> **Instructions to follow**:
Omit the pictures, then reproduce every remaining record exactly.

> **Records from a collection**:
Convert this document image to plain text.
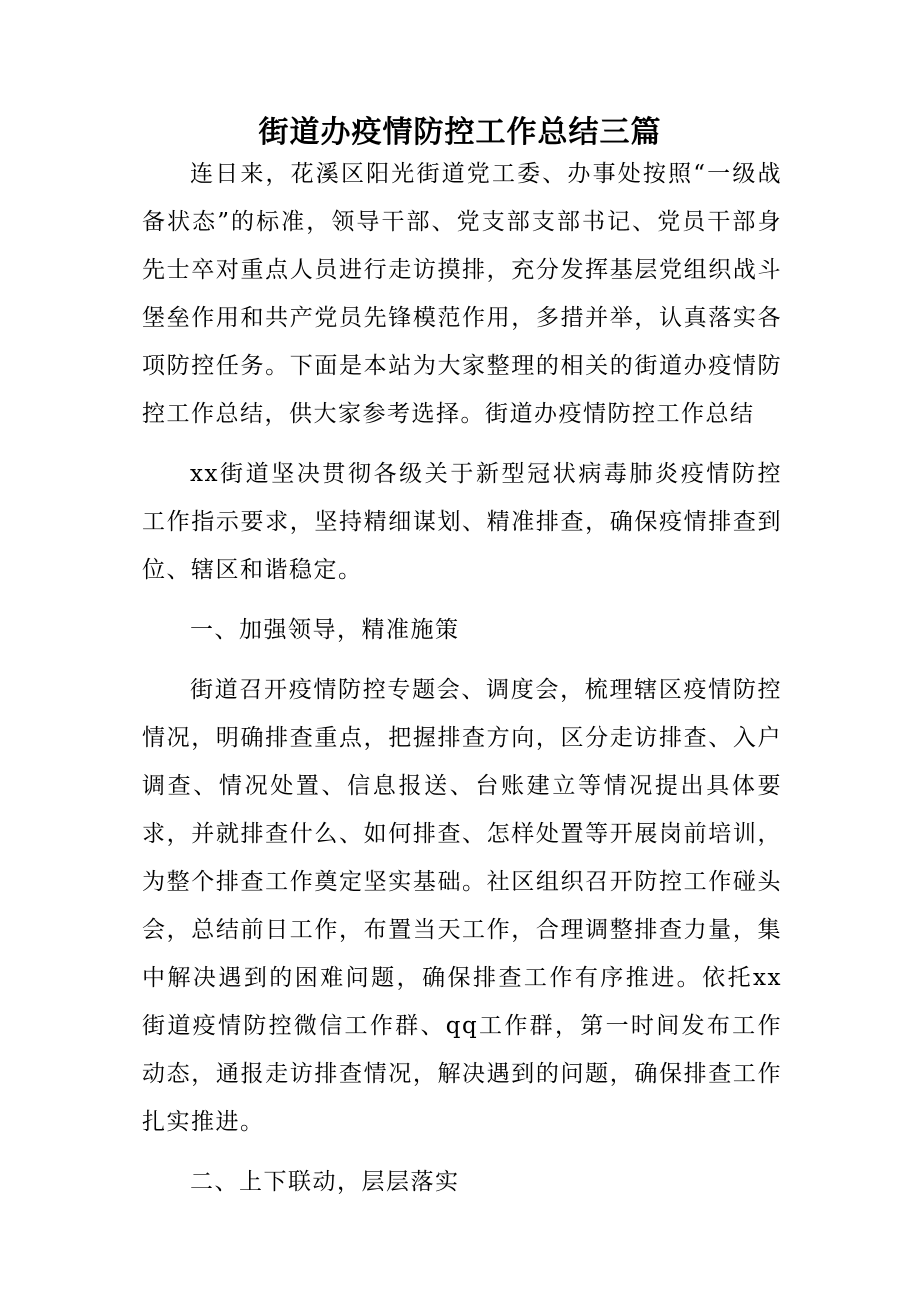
街道办疫情防控工作总结三篇

连日来，花溪区阳光街道党工委、办事处按照“一级战备状态”的标准，领导干部、党支部支部书记、党员干部身先士卒对重点人员进行走访摸排，充分发挥基层党组织战斗堡垒作用和共产党员先锋模范作用，多措并举，认真落实各项防控任务。下面是本站为大家整理的相关的街道办疫情防控工作总结，供大家参考选择。街道办疫情防控工作总结

xx街道坚决贯彻各级关于新型冠状病毒肺炎疫情防控工作指示要求，坚持精细谋划、精准排查，确保疫情排查到位、辖区和谐稳定。

一、加强领导，精准施策

街道召开疫情防控专题会、调度会，梳理辖区疫情防控情况，明确排查重点，把握排查方向，区分走访排查、入户调查、情况处置、信息报送、台账建立等情况提出具体要求，并就排查什么、如何排查、怎样处置等开展岗前培训，为整个排查工作奠定坚实基础。社区组织召开防控工作碰头会，总结前日工作，布置当天工作，合理调整排查力量，集中解决遇到的困难问题，确保排查工作有序推进。依托xx街道疫情防控微信工作群、qq工作群，第一时间发布工作动态，通报走访排查情况，解决遇到的问题，确保排查工作扎实推进。

二、上下联动，层层落实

> **Correct result**:
Convert this document image to plain text.
街道办疫情防控工作总结三篇

连日来，花溪区阳光街道党工委、办事处按照“一级战备状态”的标准，领导干部、党支部支部书记、党员干部身先士卒对重点人员进行走访摸排，充分发挥基层党组织战斗堡垒作用和共产党员先锋模范作用，多措并举，认真落实各项防控任务。下面是本站为大家整理的相关的街道办疫情防控工作总结，供大家参考选择。街道办疫情防控工作总结

xx街道坚决贯彻各级关于新型冠状病毒肺炎疫情防控工作指示要求，坚持精细谋划、精准排查，确保疫情排查到位、辖区和谐稳定。

一、加强领导，精准施策

街道召开疫情防控专题会、调度会，梳理辖区疫情防控情况，明确排查重点，把握排查方向，区分走访排查、入户调查、情况处置、信息报送、台账建立等情况提出具体要求，并就排查什么、如何排查、怎样处置等开展岗前培训，为整个排查工作奠定坚实基础。社区组织召开防控工作碰头会，总结前日工作，布置当天工作，合理调整排查力量，集中解决遇到的困难问题，确保排查工作有序推进。依托xx街道疫情防控微信工作群、qq工作群，第一时间发布工作动态，通报走访排查情况，解决遇到的问题，确保排查工作扎实推进。

二、上下联动，层层落实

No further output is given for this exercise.